=== What to produce ===
Repeat the records below exactly, leaving out any pictures.

=== Input records ===
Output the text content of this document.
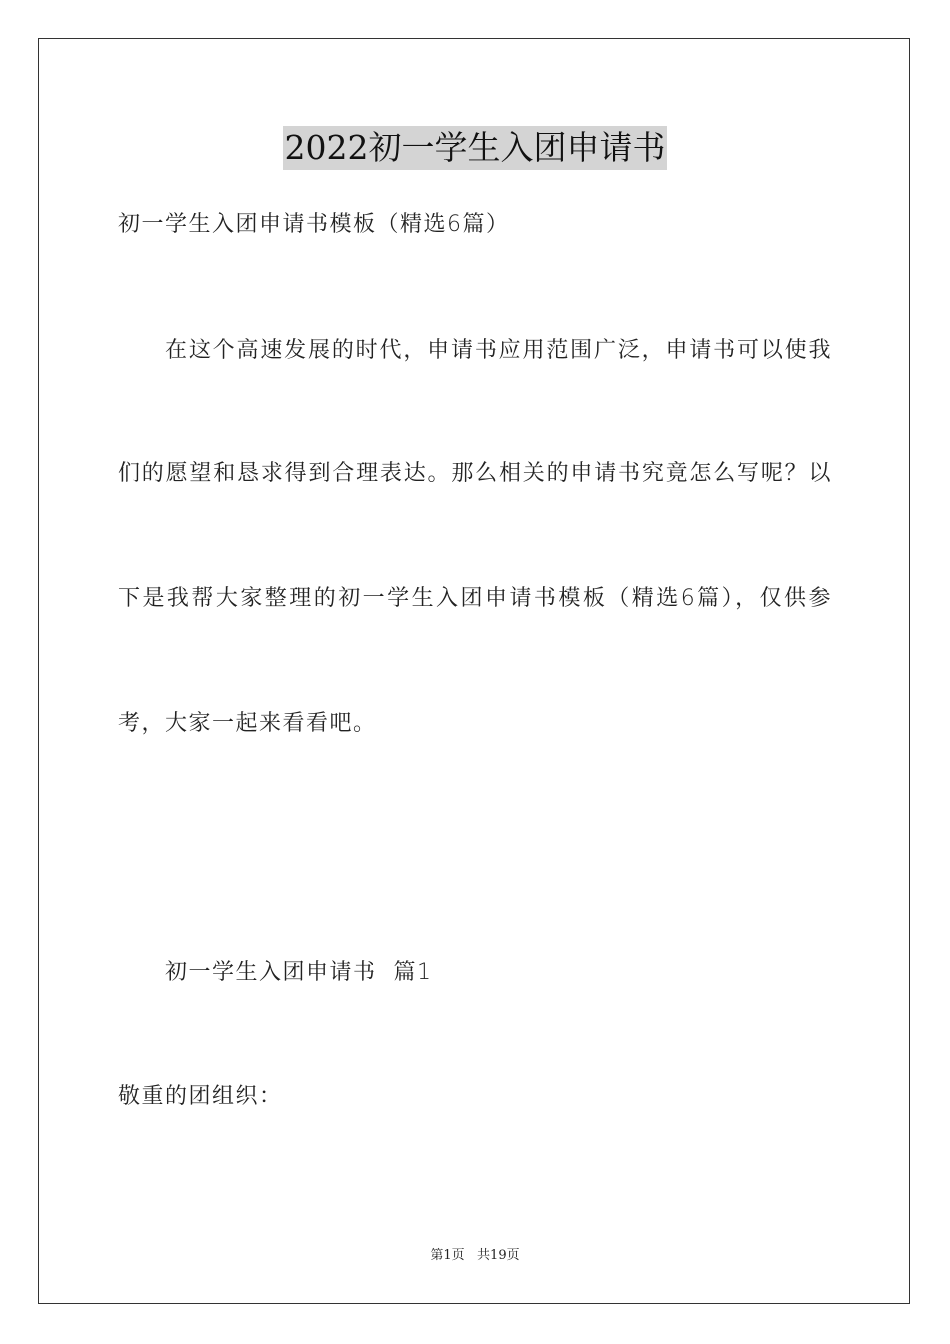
2022初一学生入团申请书
初一学生入团申请书模板（精选6篇）
在这个高速发展的时代，申请书应用范围广泛，申请书可以使我
们的愿望和恳求得到合理表达。那么相关的申请书究竟怎么写呢？以
下是我帮大家整理的初一学生入团申请书模板（精选6篇），仅供参
考，大家一起来看看吧。
初一学生入团申请书  篇1
敬重的团组织：
第1页   共19页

=== The answer ===
Output the text content of this document.
2022初一学生入团申请书
初一学生入团申请书模板（精选6篇）
在这个高速发展的时代，申请书应用范围广泛，申请书可以使我
们的愿望和恳求得到合理表达。那么相关的申请书究竟怎么写呢？以
下是我帮大家整理的初一学生入团申请书模板（精选6篇），仅供参
考，大家一起来看看吧。
初一学生入团申请书  篇1
敬重的团组织：
第1页   共19页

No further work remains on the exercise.